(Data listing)
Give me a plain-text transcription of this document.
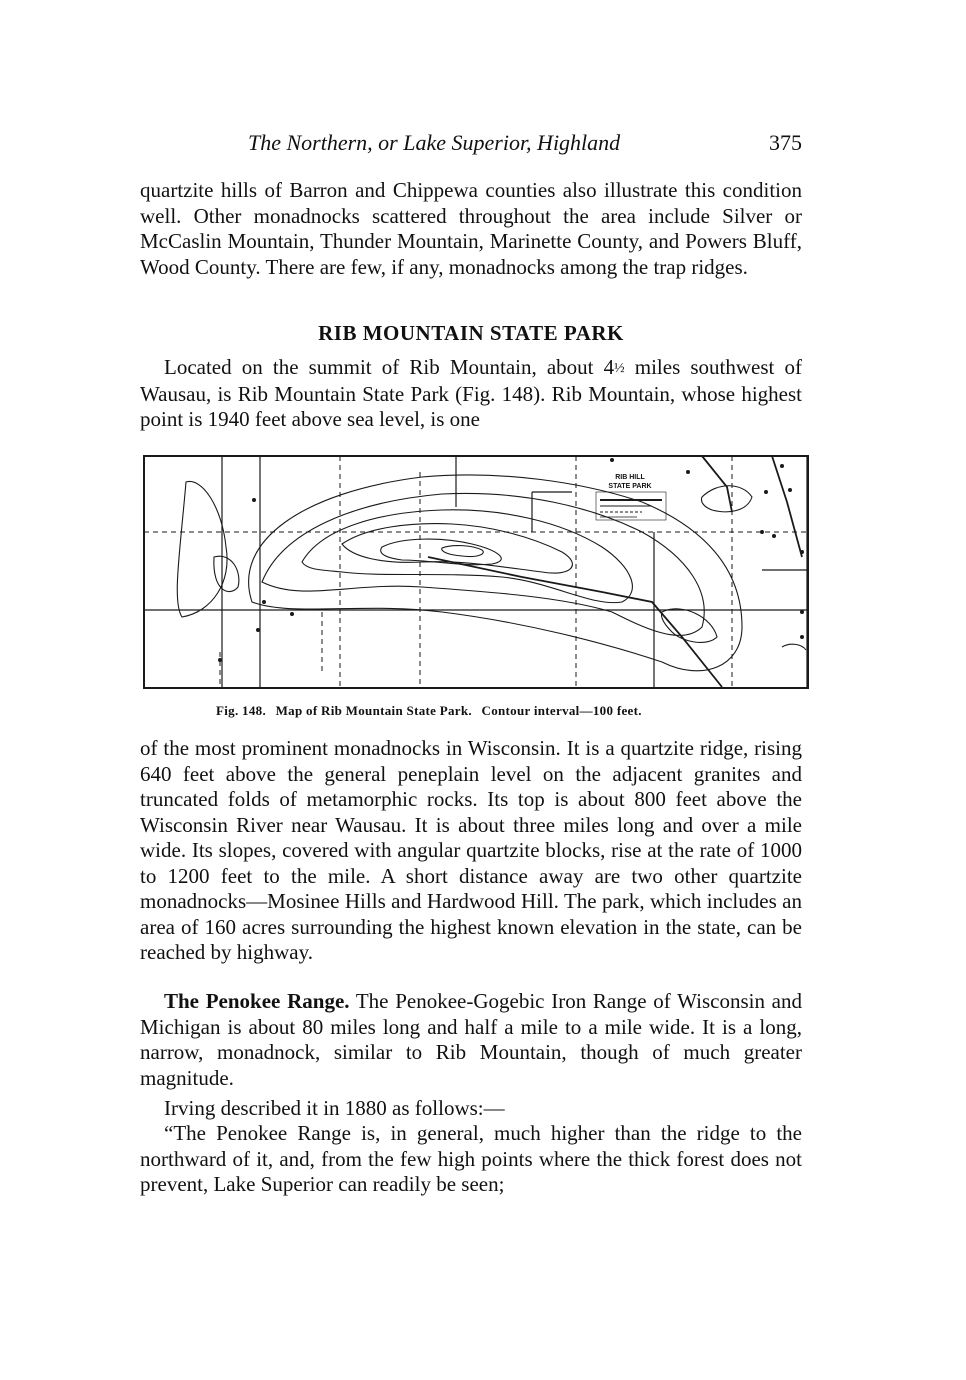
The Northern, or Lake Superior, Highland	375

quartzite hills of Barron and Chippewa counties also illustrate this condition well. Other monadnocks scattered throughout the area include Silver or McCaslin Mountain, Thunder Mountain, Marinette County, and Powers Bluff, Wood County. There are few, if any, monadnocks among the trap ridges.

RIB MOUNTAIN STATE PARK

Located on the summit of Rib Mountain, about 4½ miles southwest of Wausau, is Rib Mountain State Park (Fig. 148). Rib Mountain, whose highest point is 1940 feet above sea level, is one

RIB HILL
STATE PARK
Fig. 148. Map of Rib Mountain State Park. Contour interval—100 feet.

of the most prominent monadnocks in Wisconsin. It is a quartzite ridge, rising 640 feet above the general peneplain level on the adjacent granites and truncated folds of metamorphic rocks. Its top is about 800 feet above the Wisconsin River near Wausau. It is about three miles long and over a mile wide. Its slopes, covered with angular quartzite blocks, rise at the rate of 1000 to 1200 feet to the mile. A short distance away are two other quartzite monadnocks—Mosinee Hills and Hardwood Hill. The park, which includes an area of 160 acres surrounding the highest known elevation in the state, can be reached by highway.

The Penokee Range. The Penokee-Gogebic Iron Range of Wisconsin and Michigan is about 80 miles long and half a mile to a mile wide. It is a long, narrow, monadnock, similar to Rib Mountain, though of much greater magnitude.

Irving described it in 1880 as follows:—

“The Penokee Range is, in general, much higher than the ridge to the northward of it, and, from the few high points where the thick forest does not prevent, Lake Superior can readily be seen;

==

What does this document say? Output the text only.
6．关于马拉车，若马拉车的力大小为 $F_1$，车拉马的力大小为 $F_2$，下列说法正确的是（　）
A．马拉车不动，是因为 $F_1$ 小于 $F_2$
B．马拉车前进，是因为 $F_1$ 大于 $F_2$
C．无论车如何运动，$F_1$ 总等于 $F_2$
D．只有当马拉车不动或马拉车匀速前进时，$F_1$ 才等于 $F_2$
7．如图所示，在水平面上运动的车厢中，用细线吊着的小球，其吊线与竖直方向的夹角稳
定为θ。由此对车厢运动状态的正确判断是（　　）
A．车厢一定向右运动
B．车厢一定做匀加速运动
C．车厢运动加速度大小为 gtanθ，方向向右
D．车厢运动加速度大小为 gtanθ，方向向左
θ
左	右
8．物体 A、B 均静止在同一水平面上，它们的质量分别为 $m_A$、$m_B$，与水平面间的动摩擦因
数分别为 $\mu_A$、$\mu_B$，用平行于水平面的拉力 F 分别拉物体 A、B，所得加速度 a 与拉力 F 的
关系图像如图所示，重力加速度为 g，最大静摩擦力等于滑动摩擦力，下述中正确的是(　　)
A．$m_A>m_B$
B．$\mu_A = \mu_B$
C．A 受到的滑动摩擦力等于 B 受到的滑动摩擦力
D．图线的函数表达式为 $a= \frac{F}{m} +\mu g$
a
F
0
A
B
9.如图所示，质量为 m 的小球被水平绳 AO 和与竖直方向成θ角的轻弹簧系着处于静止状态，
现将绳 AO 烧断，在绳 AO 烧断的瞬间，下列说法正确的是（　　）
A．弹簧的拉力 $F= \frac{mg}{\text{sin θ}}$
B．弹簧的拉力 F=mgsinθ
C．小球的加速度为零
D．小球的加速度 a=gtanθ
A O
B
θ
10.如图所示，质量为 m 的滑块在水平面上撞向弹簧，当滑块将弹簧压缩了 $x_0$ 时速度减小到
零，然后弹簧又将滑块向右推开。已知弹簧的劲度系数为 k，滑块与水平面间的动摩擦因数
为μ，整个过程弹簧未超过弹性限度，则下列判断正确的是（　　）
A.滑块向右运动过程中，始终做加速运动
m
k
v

# [WHAT IS ASKED]
Check every line for "above" and show the ones that have it.

# [WORKED ANSWER]
Located on the summit of Rib Mountain, about 4½ miles southwest of Wausau, is Rib Mountain State Park (Fig. 148). Rib Mountain, whose highest point is 1940 feet above sea level, is one
of the most prominent monadnocks in Wisconsin. It is a quartzite ridge, rising 640 feet above the general peneplain level on the adjacent granites and truncated folds of metamorphic rocks. Its top is about 800 feet above the Wisconsin River near Wausau. It is about three miles long and over a mile wide. Its slopes, covered with angular quartzite blocks, rise at the rate of 1000 to 1200 feet to the mile. A short distance away are two other quartzite monadnocks—Mosinee Hills and Hardwood Hill. The park, which includes an area of 160 acres surrounding the highest known elevation in the state, can be reached by highway.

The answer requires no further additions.